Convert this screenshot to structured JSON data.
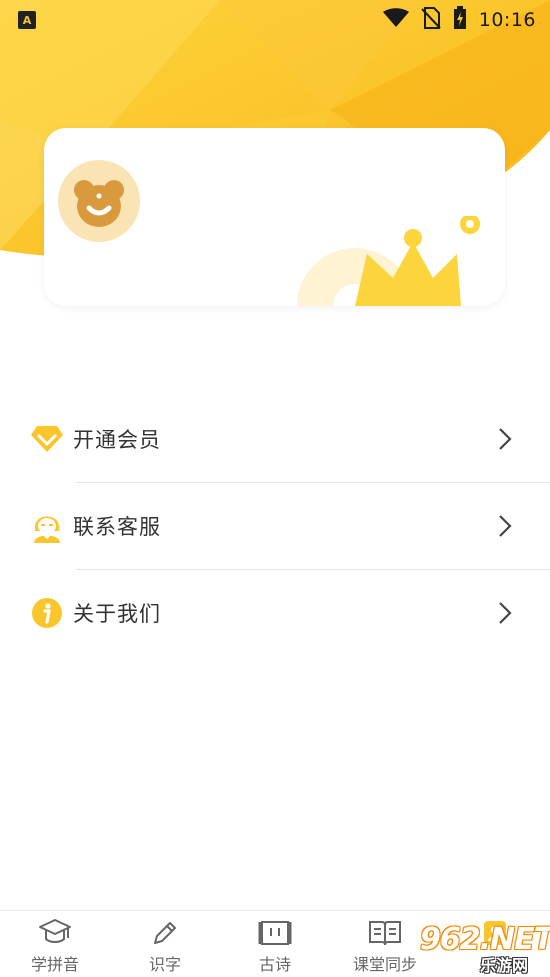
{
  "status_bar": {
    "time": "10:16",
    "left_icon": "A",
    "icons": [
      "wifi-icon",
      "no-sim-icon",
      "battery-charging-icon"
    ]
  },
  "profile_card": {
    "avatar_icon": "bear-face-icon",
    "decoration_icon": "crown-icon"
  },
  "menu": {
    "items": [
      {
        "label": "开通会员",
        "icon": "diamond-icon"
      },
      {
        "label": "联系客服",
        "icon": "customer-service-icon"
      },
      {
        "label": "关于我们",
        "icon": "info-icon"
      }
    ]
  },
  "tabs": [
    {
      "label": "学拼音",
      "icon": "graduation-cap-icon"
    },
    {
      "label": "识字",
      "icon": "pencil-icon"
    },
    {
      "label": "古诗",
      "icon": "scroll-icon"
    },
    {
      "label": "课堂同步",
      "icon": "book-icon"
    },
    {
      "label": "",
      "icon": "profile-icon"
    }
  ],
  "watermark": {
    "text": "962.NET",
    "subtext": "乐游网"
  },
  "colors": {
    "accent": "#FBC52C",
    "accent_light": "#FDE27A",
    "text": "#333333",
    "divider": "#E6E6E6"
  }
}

** PROBLEM **
Copy the data character for character, but drop all pictures from the copy.

** FULL OUTPUT **
Convert this screenshot to structured JSON data.
{
  "status_bar": {
    "time": "10:16",
    "left_icon": "A",
    "icons": [
      "wifi-icon",
      "no-sim-icon",
      "battery-charging-icon"
    ]
  },
  "profile_card": {
    "avatar_icon": "bear-face-icon",
    "decoration_icon": "crown-icon"
  },
  "menu": {
    "items": [
      {
        "label": "开通会员",
        "icon": "diamond-icon"
      },
      {
        "label": "联系客服",
        "icon": "customer-service-icon"
      },
      {
        "label": "关于我们",
        "icon": "info-icon"
      }
    ]
  },
  "tabs": [
    {
      "label": "学拼音",
      "icon": "graduation-cap-icon"
    },
    {
      "label": "识字",
      "icon": "pencil-icon"
    },
    {
      "label": "古诗",
      "icon": "scroll-icon"
    },
    {
      "label": "课堂同步",
      "icon": "book-icon"
    },
    {
      "label": "",
      "icon": "profile-icon"
    }
  ],
  "watermark": {
    "text": "962.NET",
    "subtext": "乐游网"
  },
  "colors": {
    "accent": "#FBC52C",
    "accent_light": "#FDE27A",
    "text": "#333333",
    "divider": "#E6E6E6"
  }
}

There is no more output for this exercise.